Wherever a line in the data below holds "social", copy that line.

* start DATA EXTRACT *

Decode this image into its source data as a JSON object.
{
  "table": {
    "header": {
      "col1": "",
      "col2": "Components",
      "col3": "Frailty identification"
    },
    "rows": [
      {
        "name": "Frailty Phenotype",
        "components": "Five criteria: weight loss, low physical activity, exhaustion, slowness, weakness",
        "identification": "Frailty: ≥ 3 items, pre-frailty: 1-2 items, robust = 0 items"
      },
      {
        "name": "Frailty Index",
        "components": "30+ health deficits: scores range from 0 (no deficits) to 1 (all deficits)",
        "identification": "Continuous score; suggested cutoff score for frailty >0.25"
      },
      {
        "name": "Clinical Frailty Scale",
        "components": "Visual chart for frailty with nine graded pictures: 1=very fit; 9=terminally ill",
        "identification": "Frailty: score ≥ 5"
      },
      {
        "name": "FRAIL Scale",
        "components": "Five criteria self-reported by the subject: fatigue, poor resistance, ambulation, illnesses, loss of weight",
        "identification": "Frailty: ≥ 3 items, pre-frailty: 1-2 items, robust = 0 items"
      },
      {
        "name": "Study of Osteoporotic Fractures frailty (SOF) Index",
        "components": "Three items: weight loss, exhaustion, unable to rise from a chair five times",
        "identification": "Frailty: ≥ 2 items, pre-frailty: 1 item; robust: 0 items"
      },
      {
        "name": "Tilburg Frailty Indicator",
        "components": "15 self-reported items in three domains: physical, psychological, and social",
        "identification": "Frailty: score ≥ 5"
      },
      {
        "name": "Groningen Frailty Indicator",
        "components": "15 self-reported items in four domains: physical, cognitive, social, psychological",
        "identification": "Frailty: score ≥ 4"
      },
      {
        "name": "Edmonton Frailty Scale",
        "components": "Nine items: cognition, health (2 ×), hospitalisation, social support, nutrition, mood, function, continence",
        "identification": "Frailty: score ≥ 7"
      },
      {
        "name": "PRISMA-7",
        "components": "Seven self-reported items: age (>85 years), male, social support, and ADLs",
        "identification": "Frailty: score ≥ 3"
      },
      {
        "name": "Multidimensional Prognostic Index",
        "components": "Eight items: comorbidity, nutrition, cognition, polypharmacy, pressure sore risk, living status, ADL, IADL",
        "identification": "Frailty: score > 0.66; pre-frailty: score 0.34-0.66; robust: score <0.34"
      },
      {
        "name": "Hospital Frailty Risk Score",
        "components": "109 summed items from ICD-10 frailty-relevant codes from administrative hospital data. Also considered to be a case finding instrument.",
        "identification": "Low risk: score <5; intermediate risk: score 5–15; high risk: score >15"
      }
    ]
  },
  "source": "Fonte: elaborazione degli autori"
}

* end DATA EXTRACT *

TASK OUTPUT =
        "components": "15 self-reported items in three domains: physical, psychological, and social",
        "components": "15 self-reported items in four domains: physical, cognitive, social, psychological",
        "components": "Nine items: cognition, health (2 ×), hospitalisation, social support, nutrition, mood, function, continence",
        "components": "Seven self-reported items: age (>85 years), male, social support, and ADLs",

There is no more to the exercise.